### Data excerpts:
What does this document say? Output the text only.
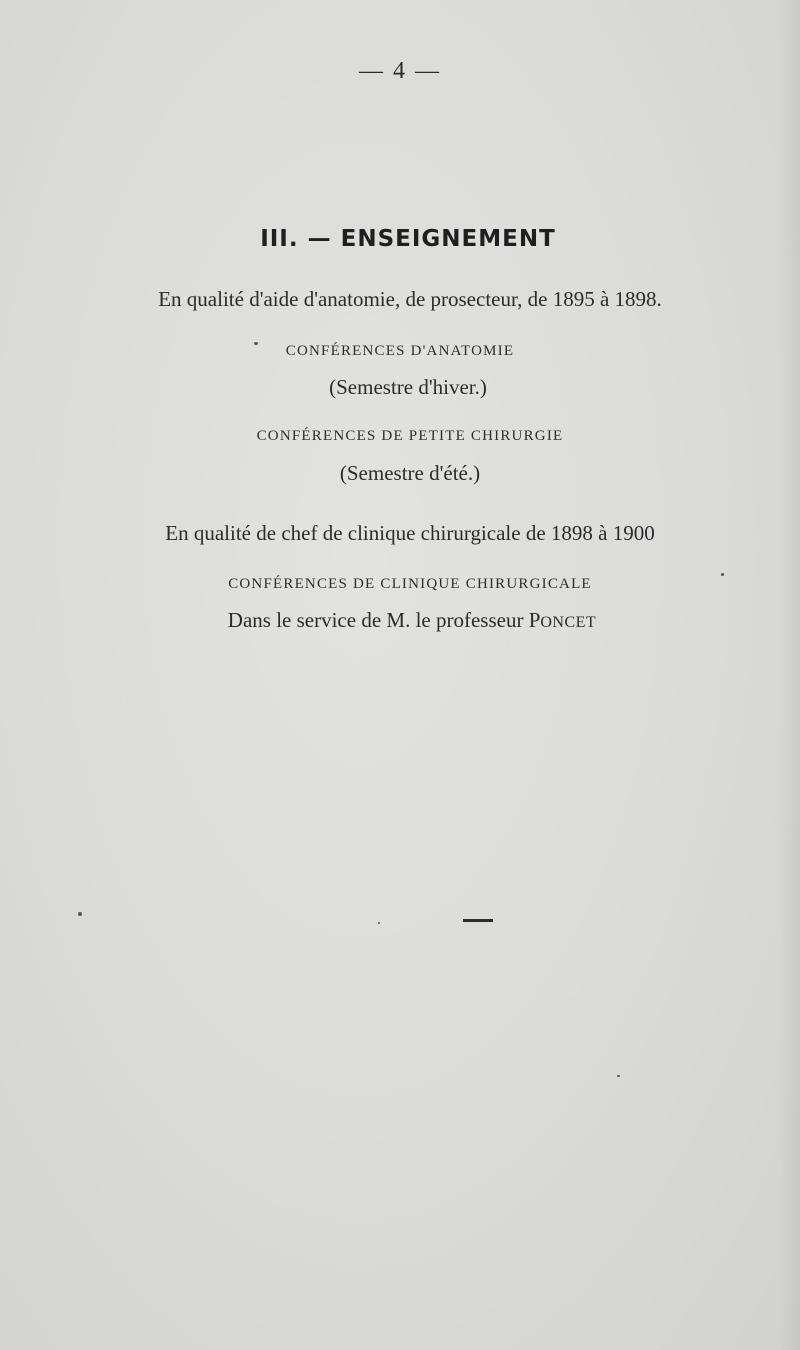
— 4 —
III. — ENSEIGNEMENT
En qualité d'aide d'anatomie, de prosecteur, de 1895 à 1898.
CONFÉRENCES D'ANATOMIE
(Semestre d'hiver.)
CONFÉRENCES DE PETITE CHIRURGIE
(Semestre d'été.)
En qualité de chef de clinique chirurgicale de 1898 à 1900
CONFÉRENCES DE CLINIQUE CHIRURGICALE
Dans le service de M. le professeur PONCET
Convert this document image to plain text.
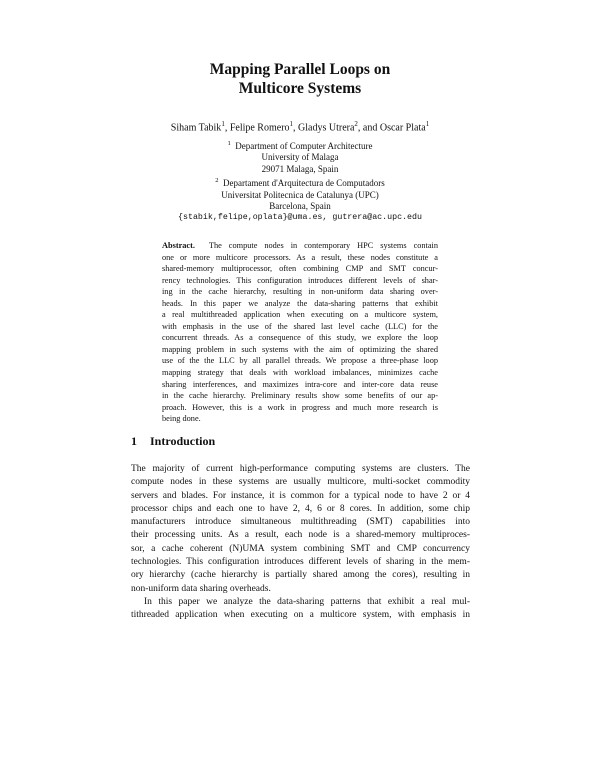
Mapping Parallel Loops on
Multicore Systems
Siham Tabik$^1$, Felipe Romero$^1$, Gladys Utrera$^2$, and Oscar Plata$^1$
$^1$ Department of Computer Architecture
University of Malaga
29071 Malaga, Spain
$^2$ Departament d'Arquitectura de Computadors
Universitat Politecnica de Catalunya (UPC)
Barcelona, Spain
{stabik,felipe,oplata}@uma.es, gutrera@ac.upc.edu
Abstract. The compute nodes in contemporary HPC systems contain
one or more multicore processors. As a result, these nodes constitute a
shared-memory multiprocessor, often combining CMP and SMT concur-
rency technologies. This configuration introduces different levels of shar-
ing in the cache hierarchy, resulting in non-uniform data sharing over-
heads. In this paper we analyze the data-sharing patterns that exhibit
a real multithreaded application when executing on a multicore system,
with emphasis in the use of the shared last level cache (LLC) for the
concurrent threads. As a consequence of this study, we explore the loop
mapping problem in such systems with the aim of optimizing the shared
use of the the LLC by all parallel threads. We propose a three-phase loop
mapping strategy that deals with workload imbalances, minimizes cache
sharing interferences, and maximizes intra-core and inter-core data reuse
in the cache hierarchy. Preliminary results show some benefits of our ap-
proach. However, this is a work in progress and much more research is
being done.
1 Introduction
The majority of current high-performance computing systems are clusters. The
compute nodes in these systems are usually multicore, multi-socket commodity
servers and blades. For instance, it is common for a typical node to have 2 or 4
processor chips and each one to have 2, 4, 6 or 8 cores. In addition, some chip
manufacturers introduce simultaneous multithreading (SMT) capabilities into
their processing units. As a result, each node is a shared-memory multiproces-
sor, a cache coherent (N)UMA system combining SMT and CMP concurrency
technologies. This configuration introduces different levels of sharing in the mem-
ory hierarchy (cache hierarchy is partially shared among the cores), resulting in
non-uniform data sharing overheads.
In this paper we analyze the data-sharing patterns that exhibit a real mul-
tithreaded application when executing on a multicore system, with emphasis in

---

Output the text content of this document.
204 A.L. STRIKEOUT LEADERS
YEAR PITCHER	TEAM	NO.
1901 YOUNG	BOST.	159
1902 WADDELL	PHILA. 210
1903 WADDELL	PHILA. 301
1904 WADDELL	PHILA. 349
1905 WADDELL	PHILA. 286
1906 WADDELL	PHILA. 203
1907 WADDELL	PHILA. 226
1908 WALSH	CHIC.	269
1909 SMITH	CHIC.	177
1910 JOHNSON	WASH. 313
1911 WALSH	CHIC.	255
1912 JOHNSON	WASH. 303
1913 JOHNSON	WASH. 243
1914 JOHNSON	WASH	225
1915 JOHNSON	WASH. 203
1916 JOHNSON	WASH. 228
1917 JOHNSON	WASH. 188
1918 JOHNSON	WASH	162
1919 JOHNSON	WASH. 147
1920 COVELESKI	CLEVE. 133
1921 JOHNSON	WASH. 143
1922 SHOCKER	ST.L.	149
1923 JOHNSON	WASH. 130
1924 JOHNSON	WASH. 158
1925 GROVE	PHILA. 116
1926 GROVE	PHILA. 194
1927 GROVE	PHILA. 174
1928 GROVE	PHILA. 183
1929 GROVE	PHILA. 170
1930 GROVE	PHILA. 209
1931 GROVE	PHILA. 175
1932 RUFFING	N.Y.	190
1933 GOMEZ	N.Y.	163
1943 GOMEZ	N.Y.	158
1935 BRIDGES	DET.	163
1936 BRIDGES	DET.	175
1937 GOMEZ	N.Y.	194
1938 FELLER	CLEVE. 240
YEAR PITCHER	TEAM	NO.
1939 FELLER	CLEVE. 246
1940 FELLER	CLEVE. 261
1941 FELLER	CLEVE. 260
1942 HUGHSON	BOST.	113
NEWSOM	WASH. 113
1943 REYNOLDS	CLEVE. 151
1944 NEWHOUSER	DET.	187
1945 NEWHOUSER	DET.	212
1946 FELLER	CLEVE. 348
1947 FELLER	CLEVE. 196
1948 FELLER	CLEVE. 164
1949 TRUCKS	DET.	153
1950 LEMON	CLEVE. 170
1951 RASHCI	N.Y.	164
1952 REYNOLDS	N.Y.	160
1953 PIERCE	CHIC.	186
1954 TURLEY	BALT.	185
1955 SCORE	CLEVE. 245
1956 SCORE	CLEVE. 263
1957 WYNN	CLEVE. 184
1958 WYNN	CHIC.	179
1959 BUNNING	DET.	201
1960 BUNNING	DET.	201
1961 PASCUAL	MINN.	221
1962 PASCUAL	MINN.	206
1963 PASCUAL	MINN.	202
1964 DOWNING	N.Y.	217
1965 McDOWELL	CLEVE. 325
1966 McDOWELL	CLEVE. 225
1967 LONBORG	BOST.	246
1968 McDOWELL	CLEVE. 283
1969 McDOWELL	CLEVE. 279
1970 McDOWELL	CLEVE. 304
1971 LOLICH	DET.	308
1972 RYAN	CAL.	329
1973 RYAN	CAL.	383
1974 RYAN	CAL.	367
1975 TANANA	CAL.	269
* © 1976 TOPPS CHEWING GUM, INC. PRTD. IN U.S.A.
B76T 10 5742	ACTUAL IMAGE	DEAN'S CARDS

### Your task:
Every line of the records that includes the word "nodes" should be gathered.

### Solution:
Abstract. The compute nodes in contemporary HPC systems contain
one or more multicore processors. As a result, these nodes constitute a
compute nodes in these systems are usually multicore, multi-socket commodity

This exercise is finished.